Begin THE INPUT
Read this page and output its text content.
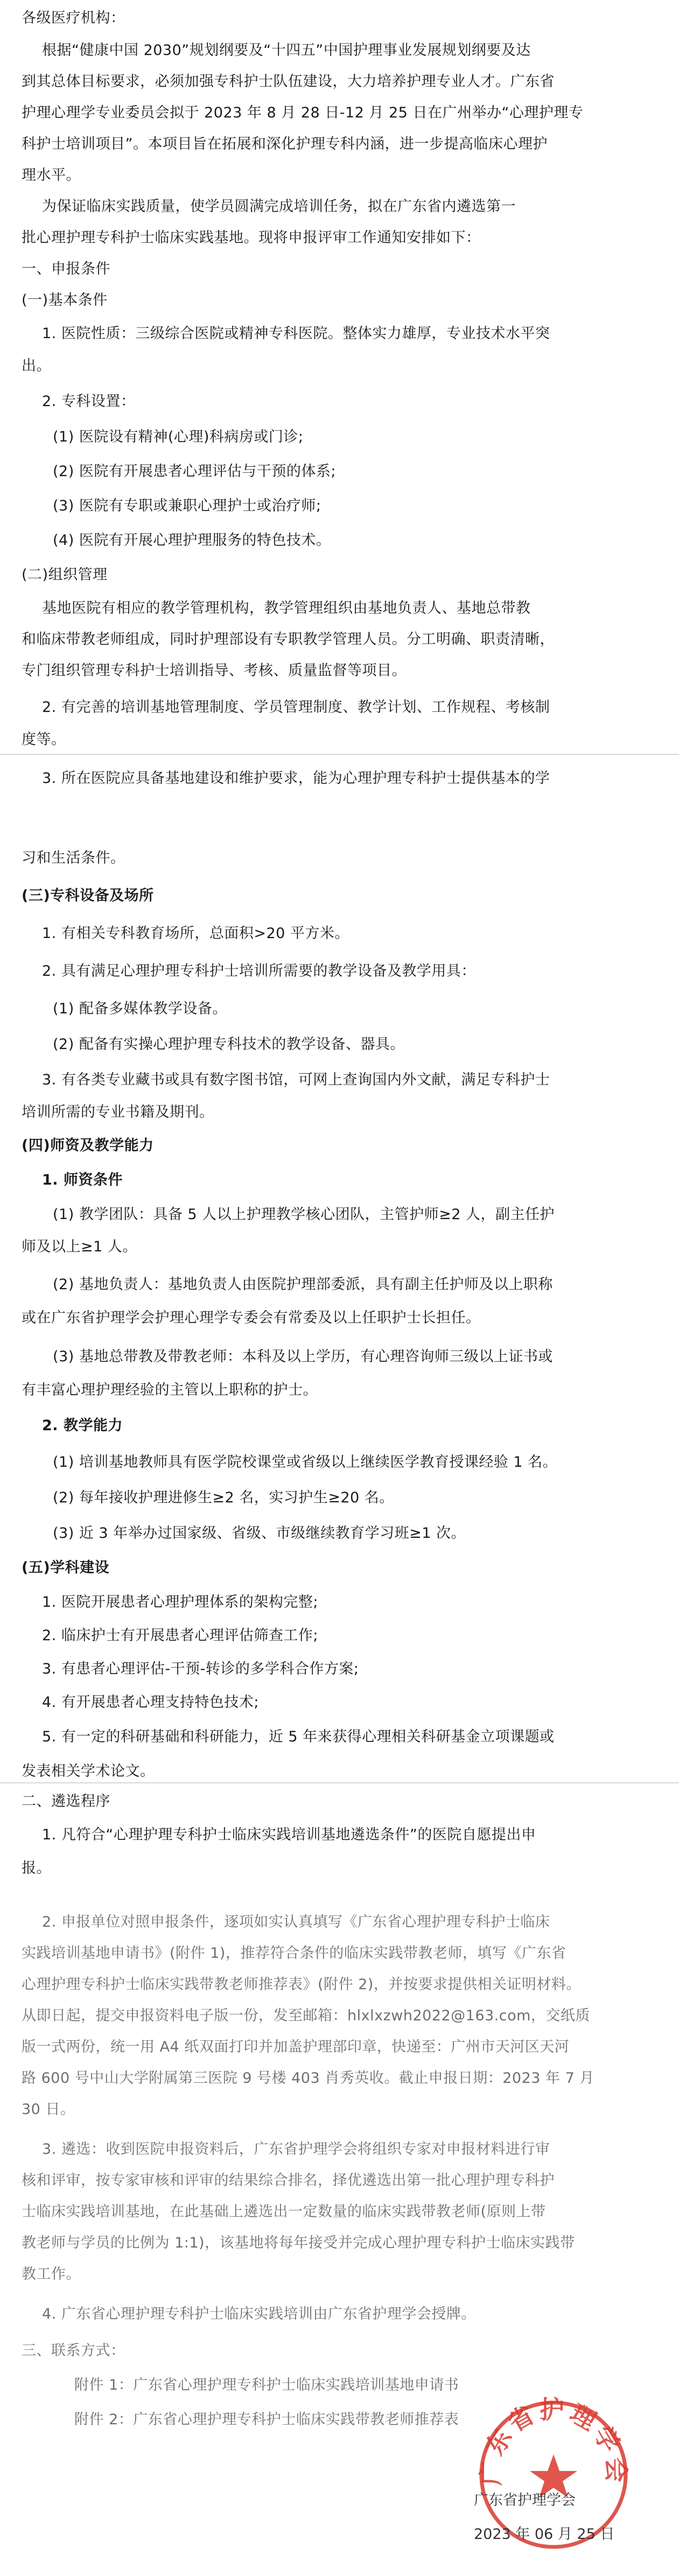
各级医疗机构：
根据“健康中国 2030”规划纲要及“十四五”中国护理事业发展规划纲要及达
到其总体目标要求，必须加强专科护士队伍建设，大力培养护理专业人才。广东省
护理心理学专业委员会拟于 2023 年 8 月 28 日-12 月 25 日在广州举办“心理护理专
科护士培训项目”。本项目旨在拓展和深化护理专科内涵，进一步提高临床心理护
理水平。
为保证临床实践质量，使学员圆满完成培训任务，拟在广东省内遴选第一
批心理护理专科护士临床实践基地。现将申报评审工作通知安排如下：
一、申报条件
(一)基本条件
1. 医院性质：三级综合医院或精神专科医院。整体实力雄厚，专业技术水平突
出。
2. 专科设置：
(1) 医院设有精神(心理)科病房或门诊;
(2) 医院有开展患者心理评估与干预的体系;
(3) 医院有专职或兼职心理护士或治疗师;
(4) 医院有开展心理护理服务的特色技术。
(二)组织管理
基地医院有相应的教学管理机构，教学管理组织由基地负责人、基地总带教
和临床带教老师组成，同时护理部设有专职教学管理人员。分工明确、职责清晰，
专门组织管理专科护士培训指导、考核、质量监督等项目。
2. 有完善的培训基地管理制度、学员管理制度、教学计划、工作规程、考核制
度等。
3. 所在医院应具备基地建设和维护要求，能为心理护理专科护士提供基本的学
习和生活条件。
(三)专科设备及场所
1. 有相关专科教育场所，总面积>20 平方米。
2. 具有满足心理护理专科护士培训所需要的教学设备及教学用具：
(1) 配备多媒体教学设备。
(2) 配备有实操心理护理专科技术的教学设备、器具。
3. 有各类专业藏书或具有数字图书馆，可网上查询国内外文献，满足专科护士
培训所需的专业书籍及期刊。
(四)师资及教学能力
1. 师资条件
(1) 教学团队：具备 5 人以上护理教学核心团队，主管护师≥2 人，副主任护
师及以上≥1 人。
(2) 基地负责人：基地负责人由医院护理部委派，具有副主任护师及以上职称
或在广东省护理学会护理心理学专委会有常委及以上任职护士长担任。
(3) 基地总带教及带教老师：本科及以上学历，有心理咨询师三级以上证书或
有丰富心理护理经验的主管以上职称的护士。
2. 教学能力
(1) 培训基地教师具有医学院校课堂或省级以上继续医学教育授课经验 1 名。
(2) 每年接收护理进修生≥2 名，实习护生≥20 名。
(3) 近 3 年举办过国家级、省级、市级继续教育学习班≥1 次。
(五)学科建设
1. 医院开展患者心理护理体系的架构完整;
2. 临床护士有开展患者心理评估筛查工作;
3. 有患者心理评估-干预-转诊的多学科合作方案;
4. 有开展患者心理支持特色技术;
5. 有一定的科研基础和科研能力，近 5 年来获得心理相关科研基金立项课题或
发表相关学术论文。
二、遴选程序
1. 凡符合“心理护理专科护士临床实践培训基地遴选条件”的医院自愿提出申
报。
2. 申报单位对照申报条件，逐项如实认真填写《广东省心理护理专科护士临床
实践培训基地申请书》(附件 1)，推荐符合条件的临床实践带教老师，填写《广东省
心理护理专科护士临床实践带教老师推荐表》(附件 2)，并按要求提供相关证明材料。
从即日起，提交申报资料电子版一份，发至邮箱：hlxlxzwh2022@163.com，交纸质
版一式两份，统一用 A4 纸双面打印并加盖护理部印章，快递至：广州市天河区天河
路 600 号中山大学附属第三医院 9 号楼 403 肖秀英收。截止申报日期：2023 年 7 月
30 日。
3. 遴选：收到医院申报资料后，广东省护理学会将组织专家对申报材料进行审
核和评审，按专家审核和评审的结果综合排名，择优遴选出第一批心理护理专科护
士临床实践培训基地，在此基础上遴选出一定数量的临床实践带教老师(原则上带
教老师与学员的比例为 1:1)，该基地将每年接受并完成心理护理专科护士临床实践带
教工作。
4. 广东省心理护理专科护士临床实践培训由广东省护理学会授牌。
三、联系方式：
附件 1：广东省心理护理专科护士临床实践培训基地申请书
附件 2：广东省心理护理专科护士临床实践带教老师推荐表
广东省护理学会
广东省护理学会
2023 年 06 月 25 日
End THE INPUT
DIRECTION: Transcribe the material exactly, and leave out whatever pictures it holds.

THE OUTPUT:
Read this page and output its text content.
各级医疗机构：
根据“健康中国 2030”规划纲要及“十四五”中国护理事业发展规划纲要及达
到其总体目标要求，必须加强专科护士队伍建设，大力培养护理专业人才。广东省
护理心理学专业委员会拟于 2023 年 8 月 28 日-12 月 25 日在广州举办“心理护理专
科护士培训项目”。本项目旨在拓展和深化护理专科内涵，进一步提高临床心理护
理水平。
为保证临床实践质量，使学员圆满完成培训任务，拟在广东省内遴选第一
批心理护理专科护士临床实践基地。现将申报评审工作通知安排如下：
一、申报条件
(一)基本条件
1. 医院性质：三级综合医院或精神专科医院。整体实力雄厚，专业技术水平突
出。
2. 专科设置：
(1) 医院设有精神(心理)科病房或门诊;
(2) 医院有开展患者心理评估与干预的体系;
(3) 医院有专职或兼职心理护士或治疗师;
(4) 医院有开展心理护理服务的特色技术。
(二)组织管理
基地医院有相应的教学管理机构，教学管理组织由基地负责人、基地总带教
和临床带教老师组成，同时护理部设有专职教学管理人员。分工明确、职责清晰，
专门组织管理专科护士培训指导、考核、质量监督等项目。
2. 有完善的培训基地管理制度、学员管理制度、教学计划、工作规程、考核制
度等。
3. 所在医院应具备基地建设和维护要求，能为心理护理专科护士提供基本的学
习和生活条件。
(三)专科设备及场所
1. 有相关专科教育场所，总面积>20 平方米。
2. 具有满足心理护理专科护士培训所需要的教学设备及教学用具：
(1) 配备多媒体教学设备。
(2) 配备有实操心理护理专科技术的教学设备、器具。
3. 有各类专业藏书或具有数字图书馆，可网上查询国内外文献，满足专科护士
培训所需的专业书籍及期刊。
(四)师资及教学能力
1. 师资条件
(1) 教学团队：具备 5 人以上护理教学核心团队，主管护师≥2 人，副主任护
师及以上≥1 人。
(2) 基地负责人：基地负责人由医院护理部委派，具有副主任护师及以上职称
或在广东省护理学会护理心理学专委会有常委及以上任职护士长担任。
(3) 基地总带教及带教老师：本科及以上学历，有心理咨询师三级以上证书或
有丰富心理护理经验的主管以上职称的护士。
2. 教学能力
(1) 培训基地教师具有医学院校课堂或省级以上继续医学教育授课经验 1 名。
(2) 每年接收护理进修生≥2 名，实习护生≥20 名。
(3) 近 3 年举办过国家级、省级、市级继续教育学习班≥1 次。
(五)学科建设
1. 医院开展患者心理护理体系的架构完整;
2. 临床护士有开展患者心理评估筛查工作;
3. 有患者心理评估-干预-转诊的多学科合作方案;
4. 有开展患者心理支持特色技术;
5. 有一定的科研基础和科研能力，近 5 年来获得心理相关科研基金立项课题或
发表相关学术论文。
二、遴选程序
1. 凡符合“心理护理专科护士临床实践培训基地遴选条件”的医院自愿提出申
报。
2. 申报单位对照申报条件，逐项如实认真填写《广东省心理护理专科护士临床
实践培训基地申请书》(附件 1)，推荐符合条件的临床实践带教老师，填写《广东省
心理护理专科护士临床实践带教老师推荐表》(附件 2)，并按要求提供相关证明材料。
从即日起，提交申报资料电子版一份，发至邮箱：hlxlxzwh2022@163.com，交纸质
版一式两份，统一用 A4 纸双面打印并加盖护理部印章，快递至：广州市天河区天河
路 600 号中山大学附属第三医院 9 号楼 403 肖秀英收。截止申报日期：2023 年 7 月
30 日。
3. 遴选：收到医院申报资料后，广东省护理学会将组织专家对申报材料进行审
核和评审，按专家审核和评审的结果综合排名，择优遴选出第一批心理护理专科护
士临床实践培训基地，在此基础上遴选出一定数量的临床实践带教老师(原则上带
教老师与学员的比例为 1:1)，该基地将每年接受并完成心理护理专科护士临床实践带
教工作。
4. 广东省心理护理专科护士临床实践培训由广东省护理学会授牌。
三、联系方式：
附件 1：广东省心理护理专科护士临床实践培训基地申请书
附件 2：广东省心理护理专科护士临床实践带教老师推荐表
广东省护理学会
广东省护理学会
2023 年 06 月 25 日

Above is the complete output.